What you need to do: Write out every line below as a JSON array of strings, one string per line, leaving out any blank lines.

Listed entries:
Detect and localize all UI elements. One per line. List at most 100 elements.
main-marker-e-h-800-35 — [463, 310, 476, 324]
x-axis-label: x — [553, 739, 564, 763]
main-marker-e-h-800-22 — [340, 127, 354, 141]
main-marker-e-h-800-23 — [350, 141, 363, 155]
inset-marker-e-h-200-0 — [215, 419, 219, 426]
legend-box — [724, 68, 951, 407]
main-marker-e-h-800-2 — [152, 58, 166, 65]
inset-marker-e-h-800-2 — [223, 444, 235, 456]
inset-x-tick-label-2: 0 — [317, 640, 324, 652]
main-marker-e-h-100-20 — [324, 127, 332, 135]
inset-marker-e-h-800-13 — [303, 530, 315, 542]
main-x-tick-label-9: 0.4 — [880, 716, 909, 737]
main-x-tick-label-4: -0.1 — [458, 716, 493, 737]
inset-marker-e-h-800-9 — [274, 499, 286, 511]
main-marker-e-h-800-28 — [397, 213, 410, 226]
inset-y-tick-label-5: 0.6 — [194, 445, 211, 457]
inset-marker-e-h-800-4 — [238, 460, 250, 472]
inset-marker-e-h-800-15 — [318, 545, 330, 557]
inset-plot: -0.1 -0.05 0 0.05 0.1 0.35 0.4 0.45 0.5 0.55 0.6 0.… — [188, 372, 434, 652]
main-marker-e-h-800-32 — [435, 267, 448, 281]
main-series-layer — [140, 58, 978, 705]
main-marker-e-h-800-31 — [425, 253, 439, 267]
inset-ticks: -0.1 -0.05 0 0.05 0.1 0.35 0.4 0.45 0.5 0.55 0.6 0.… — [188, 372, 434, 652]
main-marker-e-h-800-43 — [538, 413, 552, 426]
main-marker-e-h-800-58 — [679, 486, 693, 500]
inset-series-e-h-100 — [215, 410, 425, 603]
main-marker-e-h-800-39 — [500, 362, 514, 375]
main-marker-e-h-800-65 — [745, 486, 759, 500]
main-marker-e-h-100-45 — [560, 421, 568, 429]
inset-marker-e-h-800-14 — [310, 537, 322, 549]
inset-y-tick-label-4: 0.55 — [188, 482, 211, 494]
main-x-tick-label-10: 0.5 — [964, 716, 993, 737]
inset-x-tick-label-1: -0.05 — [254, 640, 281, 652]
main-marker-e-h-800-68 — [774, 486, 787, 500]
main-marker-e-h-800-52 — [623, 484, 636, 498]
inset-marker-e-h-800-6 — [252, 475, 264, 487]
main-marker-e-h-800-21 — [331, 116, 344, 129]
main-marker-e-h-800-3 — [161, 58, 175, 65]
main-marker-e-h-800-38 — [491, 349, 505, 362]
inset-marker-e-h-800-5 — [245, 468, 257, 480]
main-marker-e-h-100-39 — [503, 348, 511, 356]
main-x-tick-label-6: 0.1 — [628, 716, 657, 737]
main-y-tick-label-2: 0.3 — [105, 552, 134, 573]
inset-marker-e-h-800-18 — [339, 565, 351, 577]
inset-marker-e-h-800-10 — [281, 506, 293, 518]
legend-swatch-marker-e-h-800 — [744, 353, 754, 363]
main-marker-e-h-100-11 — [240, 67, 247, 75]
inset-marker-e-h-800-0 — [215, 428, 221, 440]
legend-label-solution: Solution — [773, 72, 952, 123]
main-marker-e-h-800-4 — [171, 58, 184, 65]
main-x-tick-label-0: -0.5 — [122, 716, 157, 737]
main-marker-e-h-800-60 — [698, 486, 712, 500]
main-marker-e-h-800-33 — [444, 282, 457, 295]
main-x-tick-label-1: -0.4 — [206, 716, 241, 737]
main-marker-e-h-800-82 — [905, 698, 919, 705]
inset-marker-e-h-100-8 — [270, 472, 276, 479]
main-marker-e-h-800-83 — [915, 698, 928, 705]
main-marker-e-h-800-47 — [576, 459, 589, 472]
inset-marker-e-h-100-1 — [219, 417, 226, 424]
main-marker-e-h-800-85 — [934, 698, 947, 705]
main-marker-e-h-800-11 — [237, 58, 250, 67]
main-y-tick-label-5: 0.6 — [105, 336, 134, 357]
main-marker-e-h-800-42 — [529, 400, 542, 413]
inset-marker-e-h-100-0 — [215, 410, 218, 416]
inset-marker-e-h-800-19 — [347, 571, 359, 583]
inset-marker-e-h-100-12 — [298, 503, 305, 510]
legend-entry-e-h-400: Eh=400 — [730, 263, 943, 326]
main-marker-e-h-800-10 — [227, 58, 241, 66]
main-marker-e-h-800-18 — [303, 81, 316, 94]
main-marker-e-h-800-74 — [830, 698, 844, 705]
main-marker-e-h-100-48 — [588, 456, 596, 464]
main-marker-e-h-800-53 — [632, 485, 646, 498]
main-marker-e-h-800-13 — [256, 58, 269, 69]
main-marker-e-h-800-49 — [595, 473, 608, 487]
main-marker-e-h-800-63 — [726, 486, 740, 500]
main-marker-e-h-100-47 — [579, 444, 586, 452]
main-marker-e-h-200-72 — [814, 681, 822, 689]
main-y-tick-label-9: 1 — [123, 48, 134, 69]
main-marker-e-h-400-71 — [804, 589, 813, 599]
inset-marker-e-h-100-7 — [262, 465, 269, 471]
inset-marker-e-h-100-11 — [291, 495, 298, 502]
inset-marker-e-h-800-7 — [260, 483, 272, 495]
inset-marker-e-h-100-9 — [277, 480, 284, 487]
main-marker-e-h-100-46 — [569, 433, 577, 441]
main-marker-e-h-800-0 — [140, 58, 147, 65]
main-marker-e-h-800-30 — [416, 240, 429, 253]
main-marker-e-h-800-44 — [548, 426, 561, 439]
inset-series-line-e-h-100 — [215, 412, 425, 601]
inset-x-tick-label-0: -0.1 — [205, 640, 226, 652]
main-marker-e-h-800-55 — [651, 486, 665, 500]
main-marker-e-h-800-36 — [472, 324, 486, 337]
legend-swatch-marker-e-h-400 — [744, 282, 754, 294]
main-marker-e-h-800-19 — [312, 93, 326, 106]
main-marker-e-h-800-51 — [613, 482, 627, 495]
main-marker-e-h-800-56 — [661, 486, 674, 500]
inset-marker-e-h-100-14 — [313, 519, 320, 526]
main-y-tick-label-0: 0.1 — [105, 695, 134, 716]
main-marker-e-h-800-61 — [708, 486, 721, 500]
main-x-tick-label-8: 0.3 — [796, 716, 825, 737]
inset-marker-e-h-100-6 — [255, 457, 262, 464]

Task answer:
[
  "Detect and localize all UI elements. One per line. List at most 100 elements.",
  "main-marker-e-h-800-35 — [463, 310, 476, 324]",
  "x-axis-label: x — [553, 739, 564, 763]",
  "main-marker-e-h-800-22 — [340, 127, 354, 141]",
  "main-marker-e-h-800-23 — [350, 141, 363, 155]",
  "inset-marker-e-h-200-0 — [215, 419, 219, 426]",
  "legend-box — [724, 68, 951, 407]",
  "main-marker-e-h-800-2 — [152, 58, 166, 65]",
  "inset-marker-e-h-800-2 — [223, 444, 235, 456]",
  "inset-x-tick-label-2: 0 — [317, 640, 324, 652]",
  "main-marker-e-h-100-20 — [324, 127, 332, 135]",
  "inset-marker-e-h-800-13 — [303, 530, 315, 542]",
  "main-x-tick-label-9: 0.4 — [880, 716, 909, 737]",
  "main-x-tick-label-4: -0.1 — [458, 716, 493, 737]",
  "inset-marker-e-h-800-9 — [274, 499, 286, 511]",
  "main-marker-e-h-800-28 — [397, 213, 410, 226]",
  "inset-y-tick-label-5: 0.6 — [194, 445, 211, 457]",
  "inset-marker-e-h-800-4 — [238, 460, 250, 472]",
  "inset-marker-e-h-800-15 — [318, 545, 330, 557]",
  "inset-plot: -0.1 -0.05 0 0.05 0.1 0.35 0.4 0.45 0.5 0.55 0.6 0.… — [188, 372, 434, 652]",
  "main-marker-e-h-800-32 — [435, 267, 448, 281]",
  "main-series-layer — [140, 58, 978, 705]",
  "main-marker-e-h-800-31 — [425, 253, 439, 267]",
  "inset-ticks: -0.1 -0.05 0 0.05 0.1 0.35 0.4 0.45 0.5 0.55 0.6 0.… — [188, 372, 434, 652]",
  "main-marker-e-h-800-43 — [538, 413, 552, 426]",
  "main-marker-e-h-800-58 — [679, 486, 693, 500]",
  "inset-series-e-h-100 — [215, 410, 425, 603]",
  "main-marker-e-h-800-39 — [500, 362, 514, 375]",
  "main-marker-e-h-800-65 — [745, 486, 759, 500]",
  "main-marker-e-h-100-45 — [560, 421, 568, 429]",
  "inset-marker-e-h-800-14 — [310, 537, 322, 549]",
  "inset-y-tick-label-4: 0.55 — [188, 482, 211, 494]",
  "main-x-tick-label-10: 0.5 — [964, 716, 993, 737]",
  "inset-x-tick-label-1: -0.05 — [254, 640, 281, 652]",
  "main-marker-e-h-800-68 — [774, 486, 787, 500]",
  "main-marker-e-h-800-52 — [623, 484, 636, 498]",
  "inset-marker-e-h-800-6 — [252, 475, 264, 487]",
  "main-marker-e-h-800-21 — [331, 116, 344, 129]",
  "main-marker-e-h-800-3 — [161, 58, 175, 65]",
  "main-marker-e-h-800-38 — [491, 349, 505, 362]",
  "inset-marker-e-h-800-5 — [245, 468, 257, 480]",
  "main-marker-e-h-100-39 — [503, 348, 511, 356]",
  "main-x-tick-label-6: 0.1 — [628, 716, 657, 737]",
  "main-y-tick-label-2: 0.3 — [105, 552, 134, 573]",
  "inset-marker-e-h-800-18 — [339, 565, 351, 577]",
  "inset-marker-e-h-800-10 — [281, 506, 293, 518]",
  "legend-swatch-marker-e-h-800 — [744, 353, 754, 363]",
  "main-marker-e-h-100-11 — [240, 67, 247, 75]",
  "inset-marker-e-h-800-0 — [215, 428, 221, 440]",
  "legend-label-solution: Solution — [773, 72, 952, 123]",
  "main-marker-e-h-800-4 — [171, 58, 184, 65]",
  "main-x-tick-label-0: -0.5 — [122, 716, 157, 737]",
  "main-marker-e-h-800-60 — [698, 486, 712, 500]",
  "main-marker-e-h-800-33 — [444, 282, 457, 295]",
  "main-x-tick-label-1: -0.4 — [206, 716, 241, 737]",
  "main-marker-e-h-800-82 — [905, 698, 919, 705]",
  "inset-marker-e-h-100-8 — [270, 472, 276, 479]",
  "main-marker-e-h-800-83 — [915, 698, 928, 705]",
  "main-marker-e-h-800-47 — [576, 459, 589, 472]",
  "inset-marker-e-h-100-1 — [219, 417, 226, 424]",
  "main-marker-e-h-800-85 — [934, 698, 947, 705]",
  "main-marker-e-h-800-11 — [237, 58, 250, 67]",
  "main-y-tick-label-5: 0.6 — [105, 336, 134, 357]",
  "main-marker-e-h-800-42 — [529, 400, 542, 413]",
  "inset-marker-e-h-100-0 — [215, 410, 218, 416]",
  "inset-marker-e-h-800-19 — [347, 571, 359, 583]",
  "inset-marker-e-h-100-12 — [298, 503, 305, 510]",
  "legend-entry-e-h-400: Eh=400 — [730, 263, 943, 326]",
  "main-marker-e-h-800-10 — [227, 58, 241, 66]",
  "main-marker-e-h-800-18 — [303, 81, 316, 94]",
  "main-marker-e-h-800-74 — [830, 698, 844, 705]",
  "main-marker-e-h-100-48 — [588, 456, 596, 464]",
  "main-marker-e-h-800-53 — [632, 485, 646, 498]",
  "main-marker-e-h-800-13 — [256, 58, 269, 69]",
  "main-marker-e-h-800-49 — [595, 473, 608, 487]",
  "main-marker-e-h-800-63 — [726, 486, 740, 500]",
  "main-marker-e-h-100-47 — [579, 444, 586, 452]",
  "main-marker-e-h-200-72 — [814, 681, 822, 689]",
  "main-y-tick-label-9: 1 — [123, 48, 134, 69]",
  "main-marker-e-h-400-71 — [804, 589, 813, 599]",
  "inset-marker-e-h-100-7 — [262, 465, 269, 471]",
  "inset-marker-e-h-100-11 — [291, 495, 298, 502]",
  "inset-marker-e-h-800-7 — [260, 483, 272, 495]",
  "inset-marker-e-h-100-9 — [277, 480, 284, 487]",
  "main-marker-e-h-100-46 — [569, 433, 577, 441]",
  "main-marker-e-h-800-0 — [140, 58, 147, 65]",
  "main-marker-e-h-800-30 — [416, 240, 429, 253]",
  "main-marker-e-h-800-44 — [548, 426, 561, 439]",
  "inset-series-line-e-h-100 — [215, 412, 425, 601]",
  "inset-x-tick-label-0: -0.1 — [205, 640, 226, 652]",
  "main-marker-e-h-800-55 — [651, 486, 665, 500]",
  "main-marker-e-h-800-36 — [472, 324, 486, 337]",
  "legend-swatch-marker-e-h-400 — [744, 282, 754, 294]",
  "main-marker-e-h-800-19 — [312, 93, 326, 106]",
  "main-marker-e-h-800-51 — [613, 482, 627, 495]",
  "main-marker-e-h-800-56 — [661, 486, 674, 500]",
  "inset-marker-e-h-100-14 — [313, 519, 320, 526]",
  "main-y-tick-label-0: 0.1 — [105, 695, 134, 716]",
  "main-marker-e-h-800-61 — [708, 486, 721, 500]",
  "main-x-tick-label-8: 0.3 — [796, 716, 825, 737]",
  "inset-marker-e-h-100-6 — [255, 457, 262, 464]"
]